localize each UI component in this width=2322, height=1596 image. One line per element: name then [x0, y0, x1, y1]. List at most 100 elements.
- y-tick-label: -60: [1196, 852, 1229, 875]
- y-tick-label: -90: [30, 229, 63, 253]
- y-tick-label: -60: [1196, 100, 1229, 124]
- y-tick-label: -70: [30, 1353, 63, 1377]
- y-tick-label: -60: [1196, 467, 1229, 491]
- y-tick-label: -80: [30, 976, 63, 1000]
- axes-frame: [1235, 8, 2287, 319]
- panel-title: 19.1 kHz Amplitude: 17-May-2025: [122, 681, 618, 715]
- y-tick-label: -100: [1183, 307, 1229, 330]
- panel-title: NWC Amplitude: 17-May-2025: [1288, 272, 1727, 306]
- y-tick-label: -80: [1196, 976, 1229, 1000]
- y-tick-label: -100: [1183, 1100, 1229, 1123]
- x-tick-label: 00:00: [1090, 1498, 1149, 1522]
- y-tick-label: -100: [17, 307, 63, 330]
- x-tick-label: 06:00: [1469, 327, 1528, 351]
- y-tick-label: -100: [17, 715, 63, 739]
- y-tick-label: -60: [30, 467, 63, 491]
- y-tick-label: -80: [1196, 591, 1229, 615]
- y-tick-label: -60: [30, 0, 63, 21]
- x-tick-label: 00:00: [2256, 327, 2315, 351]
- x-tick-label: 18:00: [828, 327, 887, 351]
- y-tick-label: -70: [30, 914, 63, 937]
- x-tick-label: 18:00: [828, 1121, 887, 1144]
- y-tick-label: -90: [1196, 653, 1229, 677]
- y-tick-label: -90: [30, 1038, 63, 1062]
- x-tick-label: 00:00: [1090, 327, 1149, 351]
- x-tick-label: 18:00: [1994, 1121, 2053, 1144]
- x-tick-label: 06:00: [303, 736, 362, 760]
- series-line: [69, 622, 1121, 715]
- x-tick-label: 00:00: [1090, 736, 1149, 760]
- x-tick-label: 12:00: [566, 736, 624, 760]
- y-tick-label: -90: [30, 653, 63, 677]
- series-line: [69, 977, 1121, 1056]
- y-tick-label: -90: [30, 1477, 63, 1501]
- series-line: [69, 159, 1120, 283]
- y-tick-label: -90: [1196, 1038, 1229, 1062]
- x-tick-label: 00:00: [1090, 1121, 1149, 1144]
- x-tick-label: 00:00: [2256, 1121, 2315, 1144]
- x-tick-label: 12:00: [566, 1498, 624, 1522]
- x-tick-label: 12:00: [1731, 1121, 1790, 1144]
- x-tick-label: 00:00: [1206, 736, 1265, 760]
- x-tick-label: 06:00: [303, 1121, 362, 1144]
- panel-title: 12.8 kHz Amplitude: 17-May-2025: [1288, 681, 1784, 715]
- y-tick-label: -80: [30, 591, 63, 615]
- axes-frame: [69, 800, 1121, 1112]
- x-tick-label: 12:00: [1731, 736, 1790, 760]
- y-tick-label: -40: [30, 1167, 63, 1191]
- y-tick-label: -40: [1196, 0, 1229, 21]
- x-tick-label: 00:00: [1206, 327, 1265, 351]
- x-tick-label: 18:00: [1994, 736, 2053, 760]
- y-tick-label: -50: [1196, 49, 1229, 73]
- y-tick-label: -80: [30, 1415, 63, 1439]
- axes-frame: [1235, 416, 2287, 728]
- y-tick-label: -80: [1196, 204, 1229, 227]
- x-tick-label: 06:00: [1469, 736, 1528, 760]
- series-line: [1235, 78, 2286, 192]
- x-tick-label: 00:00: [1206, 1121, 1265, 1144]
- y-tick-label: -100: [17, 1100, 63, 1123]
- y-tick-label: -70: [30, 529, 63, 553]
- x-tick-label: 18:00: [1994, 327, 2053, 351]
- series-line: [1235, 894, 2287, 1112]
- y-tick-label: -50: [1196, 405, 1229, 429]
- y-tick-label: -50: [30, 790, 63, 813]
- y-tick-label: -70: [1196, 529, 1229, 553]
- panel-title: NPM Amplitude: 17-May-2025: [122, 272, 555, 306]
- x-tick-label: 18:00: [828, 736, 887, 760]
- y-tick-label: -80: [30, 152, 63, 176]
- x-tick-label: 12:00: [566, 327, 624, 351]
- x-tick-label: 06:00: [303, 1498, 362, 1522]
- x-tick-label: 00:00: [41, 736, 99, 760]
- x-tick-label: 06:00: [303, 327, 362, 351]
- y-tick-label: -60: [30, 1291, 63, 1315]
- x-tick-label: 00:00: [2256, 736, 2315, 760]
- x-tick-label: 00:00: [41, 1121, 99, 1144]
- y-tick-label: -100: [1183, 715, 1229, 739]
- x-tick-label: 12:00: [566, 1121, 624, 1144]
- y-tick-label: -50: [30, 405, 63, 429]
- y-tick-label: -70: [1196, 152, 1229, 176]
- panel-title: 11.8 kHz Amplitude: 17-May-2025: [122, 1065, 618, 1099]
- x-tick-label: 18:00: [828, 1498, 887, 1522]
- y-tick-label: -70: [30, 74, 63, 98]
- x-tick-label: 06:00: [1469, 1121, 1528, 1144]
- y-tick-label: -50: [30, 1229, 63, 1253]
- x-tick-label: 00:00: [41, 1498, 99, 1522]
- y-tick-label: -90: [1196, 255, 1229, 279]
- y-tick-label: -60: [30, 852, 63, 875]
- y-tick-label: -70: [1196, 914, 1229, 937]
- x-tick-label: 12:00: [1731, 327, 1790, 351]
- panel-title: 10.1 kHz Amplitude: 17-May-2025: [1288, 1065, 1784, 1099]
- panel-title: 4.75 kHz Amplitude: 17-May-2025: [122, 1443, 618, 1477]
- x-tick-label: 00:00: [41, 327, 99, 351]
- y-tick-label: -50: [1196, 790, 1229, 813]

==*==

[WRITTEN EXERCISE]: Put each row above into a Markdown table with the columns Row and Line, numbering the rows in order and omitting any blank lines.

[REPLY]:
| Row | Line |
|---|---|
| 1 | localize each UI component in this width=2322, height=1596 image. One line per element: name then [x0, y0, x1, y1]. List at most 100 elements. |
| 2 | - y-tick-label: -60: [1196, 852, 1229, 875] |
| 3 | - y-tick-label: -90: [30, 229, 63, 253] |
| 4 | - y-tick-label: -60: [1196, 100, 1229, 124] |
| 5 | - y-tick-label: -70: [30, 1353, 63, 1377] |
| 6 | - y-tick-label: -60: [1196, 467, 1229, 491] |
| 7 | - y-tick-label: -80: [30, 976, 63, 1000] |
| 8 | - axes-frame: [1235, 8, 2287, 319] |
| 9 | - panel-title: 19.1 kHz Amplitude: 17-May-2025: [122, 681, 618, 715] |
| 10 | - y-tick-label: -100: [1183, 307, 1229, 330] |
| 11 | - panel-title: NWC Amplitude: 17-May-2025: [1288, 272, 1727, 306] |
| 12 | - y-tick-label: -80: [1196, 976, 1229, 1000] |
| 13 | - y-tick-label: -100: [1183, 1100, 1229, 1123] |
| 14 | - x-tick-label: 00:00: [1090, 1498, 1149, 1522] |
| 15 | - y-tick-label: -100: [17, 307, 63, 330] |
| 16 | - x-tick-label: 06:00: [1469, 327, 1528, 351] |
| 17 | - y-tick-label: -100: [17, 715, 63, 739] |
| 18 | - y-tick-label: -60: [30, 467, 63, 491] |
| 19 | - y-tick-label: -80: [1196, 591, 1229, 615] |
| 20 | - y-tick-label: -60: [30, 0, 63, 21] |
| 21 | - x-tick-label: 00:00: [2256, 327, 2315, 351] |
| 22 | - x-tick-label: 18:00: [828, 327, 887, 351] |
| 23 | - y-tick-label: -70: [30, 914, 63, 937] |
| 24 | - x-tick-label: 18:00: [828, 1121, 887, 1144] |
| 25 | - y-tick-label: -90: [1196, 653, 1229, 677] |
| 26 | - y-tick-label: -90: [30, 1038, 63, 1062] |
| 27 | - x-tick-label: 00:00: [1090, 327, 1149, 351] |
| 28 | - x-tick-label: 18:00: [1994, 1121, 2053, 1144] |
| 29 | - x-tick-label: 06:00: [303, 736, 362, 760] |
| 30 | - series-line: [69, 622, 1121, 715] |
| 31 | - x-tick-label: 00:00: [1090, 736, 1149, 760] |
| 32 | - x-tick-label: 12:00: [566, 736, 624, 760] |
| 33 | - y-tick-label: -90: [30, 653, 63, 677] |
| 34 | - series-line: [69, 977, 1121, 1056] |
| 35 | - y-tick-label: -90: [30, 1477, 63, 1501] |
| 36 | - series-line: [69, 159, 1120, 283] |
| 37 | - y-tick-label: -90: [1196, 1038, 1229, 1062] |
| 38 | - x-tick-label: 00:00: [1090, 1121, 1149, 1144] |
| 39 | - x-tick-label: 00:00: [2256, 1121, 2315, 1144] |
| 40 | - x-tick-label: 12:00: [566, 1498, 624, 1522] |
| 41 | - x-tick-label: 12:00: [1731, 1121, 1790, 1144] |
| 42 | - x-tick-label: 00:00: [1206, 736, 1265, 760] |
| 43 | - x-tick-label: 06:00: [303, 1121, 362, 1144] |
| 44 | - panel-title: 12.8 kHz Amplitude: 17-May-2025: [1288, 681, 1784, 715] |
| 45 | - y-tick-label: -80: [30, 591, 63, 615] |
| 46 | - axes-frame: [69, 800, 1121, 1112] |
| 47 | - x-tick-label: 12:00: [1731, 736, 1790, 760] |
| 48 | - y-tick-label: -40: [30, 1167, 63, 1191] |
| 49 | - y-tick-label: -40: [1196, 0, 1229, 21] |
| 50 | - x-tick-label: 00:00: [1206, 327, 1265, 351] |
| 51 | - x-tick-label: 18:00: [1994, 736, 2053, 760] |
| 52 | - y-tick-label: -50: [1196, 49, 1229, 73] |
| 53 | - y-tick-label: -80: [30, 1415, 63, 1439] |
| 54 | - axes-frame: [1235, 416, 2287, 728] |
| 55 | - y-tick-label: -80: [1196, 204, 1229, 227] |
| 56 | - x-tick-label: 06:00: [1469, 736, 1528, 760] |
| 57 | - series-line: [1235, 78, 2286, 192] |
| 58 | - x-tick-label: 00:00: [1206, 1121, 1265, 1144] |
| 59 | - y-tick-label: -100: [17, 1100, 63, 1123] |
| 60 | - y-tick-label: -70: [30, 529, 63, 553] |
| 61 | - x-tick-label: 18:00: [1994, 327, 2053, 351] |
| 62 | - series-line: [1235, 894, 2287, 1112] |
| 63 | - y-tick-label: -50: [1196, 405, 1229, 429] |
| 64 | - y-tick-label: -50: [30, 790, 63, 813] |
| 65 | - y-tick-label: -70: [1196, 529, 1229, 553] |
| 66 | - panel-title: NPM Amplitude: 17-May-2025: [122, 272, 555, 306] |
| 67 | - x-tick-label: 18:00: [828, 736, 887, 760] |
| 68 | - y-tick-label: -80: [30, 152, 63, 176] |
| 69 | - x-tick-label: 12:00: [566, 327, 624, 351] |
| 70 | - x-tick-label: 06:00: [303, 1498, 362, 1522] |
| 71 | - x-tick-label: 00:00: [41, 736, 99, 760] |
| 72 | - x-tick-label: 06:00: [303, 327, 362, 351] |
| 73 | - y-tick-label: -60: [30, 1291, 63, 1315] |
| 74 | - x-tick-label: 00:00: [2256, 736, 2315, 760] |
| 75 | - x-tick-label: 00:00: [41, 1121, 99, 1144] |
| 76 | - y-tick-label: -100: [1183, 715, 1229, 739] |
| 77 | - x-tick-label: 12:00: [566, 1121, 624, 1144] |
| 78 | - y-tick-label: -50: [30, 405, 63, 429] |
| 79 | - y-tick-label: -70: [1196, 152, 1229, 176] |
| 80 | - panel-title: 11.8 kHz Amplitude: 17-May-2025: [122, 1065, 618, 1099] |
| 81 | - x-tick-label: 18:00: [828, 1498, 887, 1522] |
| 82 | - y-tick-label: -70: [30, 74, 63, 98] |
| 83 | - x-tick-label: 06:00: [1469, 1121, 1528, 1144] |
| 84 | - y-tick-label: -50: [30, 1229, 63, 1253] |
| 85 | - x-tick-label: 00:00: [41, 1498, 99, 1522] |
| 86 | - y-tick-label: -90: [1196, 255, 1229, 279] |
| 87 | - y-tick-label: -60: [30, 852, 63, 875] |
| 88 | - y-tick-label: -70: [1196, 914, 1229, 937] |
| 89 | - x-tick-label: 12:00: [1731, 327, 1790, 351] |
| 90 | - panel-title: 10.1 kHz Amplitude: 17-May-2025: [1288, 1065, 1784, 1099] |
| 91 | - panel-title: 4.75 kHz Amplitude: 17-May-2025: [122, 1443, 618, 1477] |
| 92 | - x-tick-label: 00:00: [41, 327, 99, 351] |
| 93 | - y-tick-label: -50: [1196, 790, 1229, 813] |